## QUESTÃO
No texto sobre a aliança do PL com Ciro Gomes, qual senador Michelle Bolsonaro defende que o partido apoie na disputa pelo Palácio da Abolição?

O presidente nacional do PL, Valdemar Costa Neto, saiu em defesa da aliança do partido com o pré-candidato ao governo do Ceará, Ciro Gomes (PSDB), e minimizou as críticas que o tucano já fez ao ex-presidente Jair Bolsonaro. A manifestação ocorreu depois que a ex-primeira-dama Michelle Bolsonaro publicou um vídeo nas redes sociais criticando a aproximação entre o PL e Ciro, lembrando as declarações do tucano contra a família Bolsonaro.
Em entrevista à Rádio Gaúcha, Valdemar afirmou que a prioridade do PL é construir uma candidatura competitiva contra o governador Elmano de Freitas (PT), que deverá disputar a reeleição. Para o dirigente, Ciro é o único nome com condições reais de derrotar o grupo governista. "O Ciro fala mal e briga até com o irmão, briga até com a família toda. É o jeito dele. Mas é o único que tem chance de vencer o PT. Se nós não formos com ele, o governador do Ceará vai ser do PT", disse. Ao justificar a posição, Valdemar também citou o rompimento político entre Ciro e o senador Cid Gomes (PSB), usando o episódio para relativizar as críticas do tucano ao bolsonarismo.
Michelle Bolsonaro mantém posição contrária ao acordo. A ex-primeira-dama defende que o PL apoie o senador Eduardo Girão (Novo) na disputa pelo Palácio da Abolição e entende que uma aproximação com Ciro só faria sentido num eventual segundo turno. A divergência expõe diferenças estratégicas dentro do partido sobre a melhor forma de enfrentar o PT nas eleições estaduais.
A cobertura de centro, como a do jornal O Globo, relatou o episódio de forma factual, detalhando as falas de Valdemar, a posição de Michelle e o histórico do racha familiar entre Ciro e Cid Gomes, afastados há cerca de três anos após divergirem sobre quem deveria representar o então PDT na sucessão estadual de 2022. Veículos de esquerda, como o Brasil 247, enfatizaram o ângulo da crise interna, descrevendo o movimento como uma tentativa de Valdemar de abafar o atrito e destacando o desgaste no clã Bolsonaro e a divisão no campo da direita. Pela ótica de veículos mais à direita, o apoio a Ciro tende a ser lido como cálculo pragmático para barrar a hegemonia petista num estado onde a esquerda é dominante.
Apesar do apoio do PL, Ciro Gomes busca se esquivar da nacionalização da campanha e descarta dar palanque ao senador Flávio Bolsonaro. No Ceará, o presidente Lula obteve 69,7% no segundo turno de 2022, cenário que pesa contra a direita. Questionado sobre o vídeo de Michelle, Ciro respondeu que não viu e não pretende ver, afirmando que se trata de uma questão do PL nacional. A campanha do tucano planeja concentrar o debate em problemas da gestão estadual, sobretudo nas áreas de saúde e segurança pública, para atacar gargalos da administração de Elmano.
O que ainda não se sabe é se a aliança vai se consolidar formalmente, qual será a posição final do PL nacional diante da resistência de Michelle, e como o senador Eduardo Girão e o próprio PT cearense reagirão ao novo arranjo. Também permanece em aberto o desenho completo das chapas e dos palanques para a disputa de 2026 no estado.

[Dados de análise estruturada de páginas]
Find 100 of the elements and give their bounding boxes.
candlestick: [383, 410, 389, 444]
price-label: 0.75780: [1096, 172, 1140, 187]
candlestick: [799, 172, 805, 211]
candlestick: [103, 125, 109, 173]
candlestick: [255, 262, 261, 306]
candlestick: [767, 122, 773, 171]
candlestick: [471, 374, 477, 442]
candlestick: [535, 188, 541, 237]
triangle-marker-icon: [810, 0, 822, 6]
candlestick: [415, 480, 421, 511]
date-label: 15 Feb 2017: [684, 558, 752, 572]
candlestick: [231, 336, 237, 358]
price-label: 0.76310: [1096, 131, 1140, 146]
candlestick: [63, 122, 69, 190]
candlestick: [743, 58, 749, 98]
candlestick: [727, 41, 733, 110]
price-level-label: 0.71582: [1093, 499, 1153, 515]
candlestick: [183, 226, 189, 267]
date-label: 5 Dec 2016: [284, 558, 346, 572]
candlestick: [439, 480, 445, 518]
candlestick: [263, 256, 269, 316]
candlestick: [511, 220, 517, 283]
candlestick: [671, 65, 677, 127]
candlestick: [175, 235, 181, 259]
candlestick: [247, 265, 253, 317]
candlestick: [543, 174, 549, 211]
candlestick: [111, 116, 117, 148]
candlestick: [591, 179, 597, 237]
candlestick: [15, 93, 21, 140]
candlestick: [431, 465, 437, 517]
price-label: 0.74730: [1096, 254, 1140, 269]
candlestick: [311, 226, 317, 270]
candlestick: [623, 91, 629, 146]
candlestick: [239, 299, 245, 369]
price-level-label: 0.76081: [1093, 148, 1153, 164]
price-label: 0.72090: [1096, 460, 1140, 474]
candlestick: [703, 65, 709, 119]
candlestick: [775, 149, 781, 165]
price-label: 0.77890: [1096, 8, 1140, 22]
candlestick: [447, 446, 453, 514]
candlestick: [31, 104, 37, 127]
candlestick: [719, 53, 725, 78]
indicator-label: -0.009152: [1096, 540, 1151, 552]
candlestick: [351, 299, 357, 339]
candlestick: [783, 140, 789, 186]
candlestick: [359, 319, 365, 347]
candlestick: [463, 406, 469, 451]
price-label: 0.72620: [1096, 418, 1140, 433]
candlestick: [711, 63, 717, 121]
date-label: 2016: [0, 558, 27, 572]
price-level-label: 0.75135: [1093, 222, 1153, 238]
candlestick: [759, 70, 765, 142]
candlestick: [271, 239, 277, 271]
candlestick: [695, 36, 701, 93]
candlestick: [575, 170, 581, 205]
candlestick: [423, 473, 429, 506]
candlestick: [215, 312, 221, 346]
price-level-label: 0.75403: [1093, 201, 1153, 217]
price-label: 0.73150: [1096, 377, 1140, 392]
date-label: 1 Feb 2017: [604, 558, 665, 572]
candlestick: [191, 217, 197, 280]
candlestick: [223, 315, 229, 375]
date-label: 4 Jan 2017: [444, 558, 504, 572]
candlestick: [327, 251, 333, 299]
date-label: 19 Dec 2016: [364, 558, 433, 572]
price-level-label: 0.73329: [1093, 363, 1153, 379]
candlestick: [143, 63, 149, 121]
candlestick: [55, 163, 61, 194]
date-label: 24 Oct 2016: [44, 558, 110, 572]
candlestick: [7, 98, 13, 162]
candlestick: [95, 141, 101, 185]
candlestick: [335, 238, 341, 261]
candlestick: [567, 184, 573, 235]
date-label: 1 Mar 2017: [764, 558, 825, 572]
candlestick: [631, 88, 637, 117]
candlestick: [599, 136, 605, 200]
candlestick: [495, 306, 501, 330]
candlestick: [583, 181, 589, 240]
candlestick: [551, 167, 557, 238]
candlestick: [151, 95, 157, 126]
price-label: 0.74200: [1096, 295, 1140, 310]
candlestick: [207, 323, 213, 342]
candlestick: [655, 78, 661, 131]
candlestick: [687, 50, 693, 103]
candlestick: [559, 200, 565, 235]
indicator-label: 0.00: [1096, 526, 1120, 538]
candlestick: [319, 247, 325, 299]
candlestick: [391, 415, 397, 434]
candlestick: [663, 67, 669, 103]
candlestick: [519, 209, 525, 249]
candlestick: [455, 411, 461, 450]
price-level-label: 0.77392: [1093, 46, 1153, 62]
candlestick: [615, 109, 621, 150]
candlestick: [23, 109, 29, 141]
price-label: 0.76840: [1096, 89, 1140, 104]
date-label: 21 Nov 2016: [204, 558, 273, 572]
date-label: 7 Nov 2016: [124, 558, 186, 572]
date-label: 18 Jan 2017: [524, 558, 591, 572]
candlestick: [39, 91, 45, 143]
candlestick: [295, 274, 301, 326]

## SUA RESPOSTA
O senador Eduardo Girão (Novo).